Exercise details: Comb through the entries for "Cameroon" and pull out each line that holds it.

Provided data:
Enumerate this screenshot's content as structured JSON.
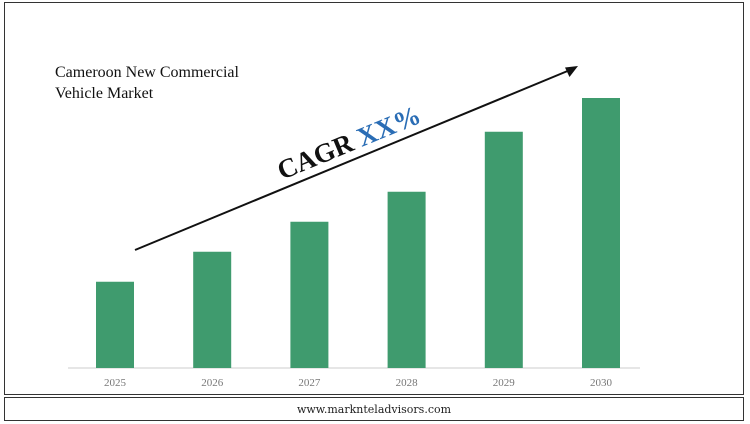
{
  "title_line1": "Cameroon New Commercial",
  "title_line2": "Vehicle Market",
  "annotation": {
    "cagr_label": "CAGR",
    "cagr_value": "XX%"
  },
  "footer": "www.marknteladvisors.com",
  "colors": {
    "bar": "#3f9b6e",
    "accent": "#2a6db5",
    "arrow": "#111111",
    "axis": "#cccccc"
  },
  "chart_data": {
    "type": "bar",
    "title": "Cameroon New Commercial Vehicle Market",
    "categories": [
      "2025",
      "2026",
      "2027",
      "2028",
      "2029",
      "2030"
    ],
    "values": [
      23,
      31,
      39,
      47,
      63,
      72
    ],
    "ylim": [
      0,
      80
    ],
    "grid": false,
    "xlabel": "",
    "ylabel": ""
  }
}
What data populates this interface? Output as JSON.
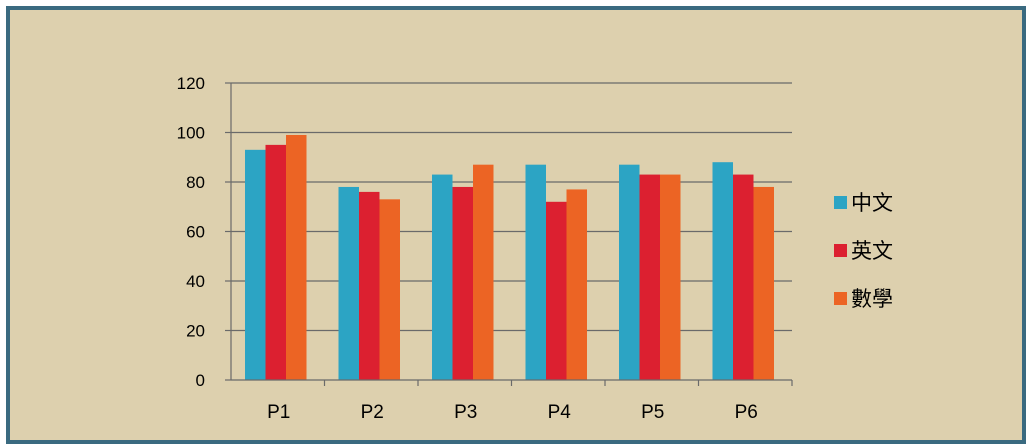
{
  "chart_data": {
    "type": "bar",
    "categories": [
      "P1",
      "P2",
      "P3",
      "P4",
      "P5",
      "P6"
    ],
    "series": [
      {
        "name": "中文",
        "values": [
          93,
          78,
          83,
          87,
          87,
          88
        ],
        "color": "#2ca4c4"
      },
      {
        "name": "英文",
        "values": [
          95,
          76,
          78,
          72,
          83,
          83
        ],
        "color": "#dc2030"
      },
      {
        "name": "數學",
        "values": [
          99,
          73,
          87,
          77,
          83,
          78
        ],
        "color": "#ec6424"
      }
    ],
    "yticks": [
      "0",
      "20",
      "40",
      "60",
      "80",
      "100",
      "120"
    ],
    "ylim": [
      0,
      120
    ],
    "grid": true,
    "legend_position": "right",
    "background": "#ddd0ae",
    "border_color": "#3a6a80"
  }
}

Final result:
  "title_line1": "Cameroon New Commercial",
    "title": "Cameroon New Commercial Vehicle Market",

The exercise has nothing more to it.